Problem description:
Copy every line of the data that contains the string "mabi".
-- START Supplied records --
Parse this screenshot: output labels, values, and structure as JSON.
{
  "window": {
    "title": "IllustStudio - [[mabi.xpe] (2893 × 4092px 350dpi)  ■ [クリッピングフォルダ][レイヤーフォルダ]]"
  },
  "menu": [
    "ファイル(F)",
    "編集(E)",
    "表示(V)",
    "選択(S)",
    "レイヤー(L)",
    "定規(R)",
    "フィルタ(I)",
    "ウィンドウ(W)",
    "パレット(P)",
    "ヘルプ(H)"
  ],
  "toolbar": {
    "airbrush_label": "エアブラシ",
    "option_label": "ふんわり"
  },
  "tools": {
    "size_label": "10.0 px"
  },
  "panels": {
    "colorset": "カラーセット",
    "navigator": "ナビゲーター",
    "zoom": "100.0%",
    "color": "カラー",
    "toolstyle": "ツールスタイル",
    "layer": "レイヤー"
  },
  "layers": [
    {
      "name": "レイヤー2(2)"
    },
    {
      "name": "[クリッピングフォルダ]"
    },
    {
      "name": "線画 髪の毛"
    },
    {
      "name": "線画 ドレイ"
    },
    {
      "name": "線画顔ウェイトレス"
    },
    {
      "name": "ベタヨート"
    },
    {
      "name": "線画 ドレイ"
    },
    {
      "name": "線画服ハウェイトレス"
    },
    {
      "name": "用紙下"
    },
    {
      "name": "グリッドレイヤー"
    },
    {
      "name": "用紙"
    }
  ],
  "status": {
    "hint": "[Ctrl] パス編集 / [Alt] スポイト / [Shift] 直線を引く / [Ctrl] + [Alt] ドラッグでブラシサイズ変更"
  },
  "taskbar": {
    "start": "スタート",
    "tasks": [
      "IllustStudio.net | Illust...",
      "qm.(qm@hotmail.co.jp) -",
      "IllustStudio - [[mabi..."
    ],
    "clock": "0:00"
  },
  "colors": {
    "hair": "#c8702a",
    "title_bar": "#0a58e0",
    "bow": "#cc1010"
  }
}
-- END Supplied records --
Task answer:
    "title": "IllustStudio - [[mabi.xpe] (2893 × 4092px 350dpi)  ■ [クリッピングフォルダ][レイヤーフォルダ]]"
      "IllustStudio - [[mabi..."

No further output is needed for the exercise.